Required work:
Scan the entries and tally the lines that include the string "this". Reply with the figure alone.

── Records for the exercise

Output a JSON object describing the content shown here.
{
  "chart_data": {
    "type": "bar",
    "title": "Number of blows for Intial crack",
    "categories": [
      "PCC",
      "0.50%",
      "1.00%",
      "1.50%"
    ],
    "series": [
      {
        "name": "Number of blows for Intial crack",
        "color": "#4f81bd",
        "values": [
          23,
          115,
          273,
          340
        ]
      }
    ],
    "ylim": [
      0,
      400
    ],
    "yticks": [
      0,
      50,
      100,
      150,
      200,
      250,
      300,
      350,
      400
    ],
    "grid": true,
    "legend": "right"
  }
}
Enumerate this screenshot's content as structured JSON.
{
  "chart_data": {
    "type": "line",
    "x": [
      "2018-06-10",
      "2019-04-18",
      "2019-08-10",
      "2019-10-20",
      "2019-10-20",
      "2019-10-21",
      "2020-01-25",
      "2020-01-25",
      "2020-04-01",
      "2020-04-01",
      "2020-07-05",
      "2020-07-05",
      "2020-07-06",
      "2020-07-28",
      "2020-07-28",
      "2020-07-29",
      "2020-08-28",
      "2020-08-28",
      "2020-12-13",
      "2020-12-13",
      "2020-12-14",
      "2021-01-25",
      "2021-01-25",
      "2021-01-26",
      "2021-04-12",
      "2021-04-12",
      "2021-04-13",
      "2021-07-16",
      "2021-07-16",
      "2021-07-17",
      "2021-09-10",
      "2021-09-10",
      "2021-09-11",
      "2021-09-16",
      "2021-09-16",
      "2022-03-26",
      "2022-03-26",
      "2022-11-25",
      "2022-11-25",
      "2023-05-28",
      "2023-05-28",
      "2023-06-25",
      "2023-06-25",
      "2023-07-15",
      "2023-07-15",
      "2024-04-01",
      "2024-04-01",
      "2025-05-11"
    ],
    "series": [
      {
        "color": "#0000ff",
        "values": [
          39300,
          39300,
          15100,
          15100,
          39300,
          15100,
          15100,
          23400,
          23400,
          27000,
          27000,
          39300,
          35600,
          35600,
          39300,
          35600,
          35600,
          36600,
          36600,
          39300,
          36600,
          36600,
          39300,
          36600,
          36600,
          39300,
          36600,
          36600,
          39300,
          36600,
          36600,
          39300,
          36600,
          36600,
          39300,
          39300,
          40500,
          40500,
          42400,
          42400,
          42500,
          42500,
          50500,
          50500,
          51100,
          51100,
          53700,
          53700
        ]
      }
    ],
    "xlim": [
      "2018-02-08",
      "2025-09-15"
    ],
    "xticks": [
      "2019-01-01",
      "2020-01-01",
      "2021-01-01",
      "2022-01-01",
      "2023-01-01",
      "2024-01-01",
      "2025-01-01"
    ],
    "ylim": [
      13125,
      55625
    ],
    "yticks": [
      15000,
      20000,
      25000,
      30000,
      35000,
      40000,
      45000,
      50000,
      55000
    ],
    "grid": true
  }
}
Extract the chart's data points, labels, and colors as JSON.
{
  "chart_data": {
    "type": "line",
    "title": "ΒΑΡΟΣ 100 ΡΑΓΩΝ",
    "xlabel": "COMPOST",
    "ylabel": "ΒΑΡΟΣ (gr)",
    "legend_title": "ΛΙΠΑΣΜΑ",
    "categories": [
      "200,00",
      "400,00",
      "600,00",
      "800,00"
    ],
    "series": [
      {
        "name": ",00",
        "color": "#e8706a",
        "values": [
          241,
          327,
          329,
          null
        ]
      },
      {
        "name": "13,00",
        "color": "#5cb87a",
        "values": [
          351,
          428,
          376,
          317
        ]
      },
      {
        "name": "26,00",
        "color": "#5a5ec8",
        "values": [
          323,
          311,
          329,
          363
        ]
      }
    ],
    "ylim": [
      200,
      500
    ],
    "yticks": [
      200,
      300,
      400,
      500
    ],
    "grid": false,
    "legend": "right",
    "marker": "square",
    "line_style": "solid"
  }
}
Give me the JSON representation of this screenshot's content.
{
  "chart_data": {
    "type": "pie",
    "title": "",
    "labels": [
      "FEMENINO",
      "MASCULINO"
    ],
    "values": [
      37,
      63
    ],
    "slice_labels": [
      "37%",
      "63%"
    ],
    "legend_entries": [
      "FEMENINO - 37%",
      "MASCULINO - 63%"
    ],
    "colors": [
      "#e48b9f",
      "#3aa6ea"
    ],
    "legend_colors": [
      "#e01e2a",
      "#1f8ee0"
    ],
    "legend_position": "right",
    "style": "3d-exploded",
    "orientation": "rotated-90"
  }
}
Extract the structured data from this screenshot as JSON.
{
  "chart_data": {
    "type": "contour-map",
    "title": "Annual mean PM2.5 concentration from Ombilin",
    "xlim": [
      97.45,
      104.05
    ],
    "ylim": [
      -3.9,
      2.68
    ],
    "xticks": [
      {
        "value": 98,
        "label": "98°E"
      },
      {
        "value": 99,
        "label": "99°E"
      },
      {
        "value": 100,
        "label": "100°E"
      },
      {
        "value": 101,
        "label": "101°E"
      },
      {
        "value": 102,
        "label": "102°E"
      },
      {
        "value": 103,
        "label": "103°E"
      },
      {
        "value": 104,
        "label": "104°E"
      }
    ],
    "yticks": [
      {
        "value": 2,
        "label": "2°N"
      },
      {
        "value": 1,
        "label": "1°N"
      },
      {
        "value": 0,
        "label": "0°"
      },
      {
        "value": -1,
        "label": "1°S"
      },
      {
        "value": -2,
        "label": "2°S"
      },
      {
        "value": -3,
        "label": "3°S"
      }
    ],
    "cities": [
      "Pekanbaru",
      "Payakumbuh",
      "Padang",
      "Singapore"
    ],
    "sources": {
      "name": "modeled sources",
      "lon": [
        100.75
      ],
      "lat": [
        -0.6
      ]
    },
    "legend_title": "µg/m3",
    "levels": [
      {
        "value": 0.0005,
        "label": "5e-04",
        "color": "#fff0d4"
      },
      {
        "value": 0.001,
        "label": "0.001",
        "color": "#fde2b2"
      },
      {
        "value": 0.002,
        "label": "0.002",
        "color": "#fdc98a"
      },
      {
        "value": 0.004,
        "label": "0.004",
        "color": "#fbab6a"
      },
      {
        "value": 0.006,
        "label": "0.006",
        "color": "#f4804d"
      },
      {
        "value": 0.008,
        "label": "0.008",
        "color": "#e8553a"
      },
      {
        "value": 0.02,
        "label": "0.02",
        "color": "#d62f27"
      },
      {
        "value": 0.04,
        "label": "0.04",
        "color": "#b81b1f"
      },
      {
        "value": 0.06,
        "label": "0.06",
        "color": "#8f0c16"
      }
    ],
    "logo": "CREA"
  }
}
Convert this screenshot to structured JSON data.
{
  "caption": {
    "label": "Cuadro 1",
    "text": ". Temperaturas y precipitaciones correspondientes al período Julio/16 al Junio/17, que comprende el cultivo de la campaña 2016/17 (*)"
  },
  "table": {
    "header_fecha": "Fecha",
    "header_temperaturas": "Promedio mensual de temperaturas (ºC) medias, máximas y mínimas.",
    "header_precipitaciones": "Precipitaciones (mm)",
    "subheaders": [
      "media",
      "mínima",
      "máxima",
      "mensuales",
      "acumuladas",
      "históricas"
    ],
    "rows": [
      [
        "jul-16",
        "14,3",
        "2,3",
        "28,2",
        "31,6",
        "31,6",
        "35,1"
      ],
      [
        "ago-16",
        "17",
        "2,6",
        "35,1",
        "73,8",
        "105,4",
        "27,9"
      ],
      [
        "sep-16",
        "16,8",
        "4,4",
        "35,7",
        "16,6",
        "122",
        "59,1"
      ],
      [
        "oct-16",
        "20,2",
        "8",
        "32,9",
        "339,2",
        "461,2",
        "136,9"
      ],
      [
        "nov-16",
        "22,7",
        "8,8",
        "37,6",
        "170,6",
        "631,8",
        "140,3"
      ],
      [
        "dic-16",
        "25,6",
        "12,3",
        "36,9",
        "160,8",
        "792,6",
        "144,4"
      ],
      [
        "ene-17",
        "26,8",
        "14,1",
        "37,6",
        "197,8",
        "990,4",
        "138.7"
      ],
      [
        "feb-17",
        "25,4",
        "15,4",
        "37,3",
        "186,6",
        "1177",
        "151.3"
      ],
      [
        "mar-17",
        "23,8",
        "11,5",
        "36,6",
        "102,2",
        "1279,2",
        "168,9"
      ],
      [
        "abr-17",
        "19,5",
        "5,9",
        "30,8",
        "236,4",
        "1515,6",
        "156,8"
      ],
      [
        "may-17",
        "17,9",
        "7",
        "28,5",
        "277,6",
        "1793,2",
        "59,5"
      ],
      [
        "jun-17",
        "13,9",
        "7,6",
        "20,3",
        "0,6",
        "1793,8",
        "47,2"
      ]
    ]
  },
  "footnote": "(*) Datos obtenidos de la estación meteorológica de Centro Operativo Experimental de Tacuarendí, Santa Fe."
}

────

Answer:
4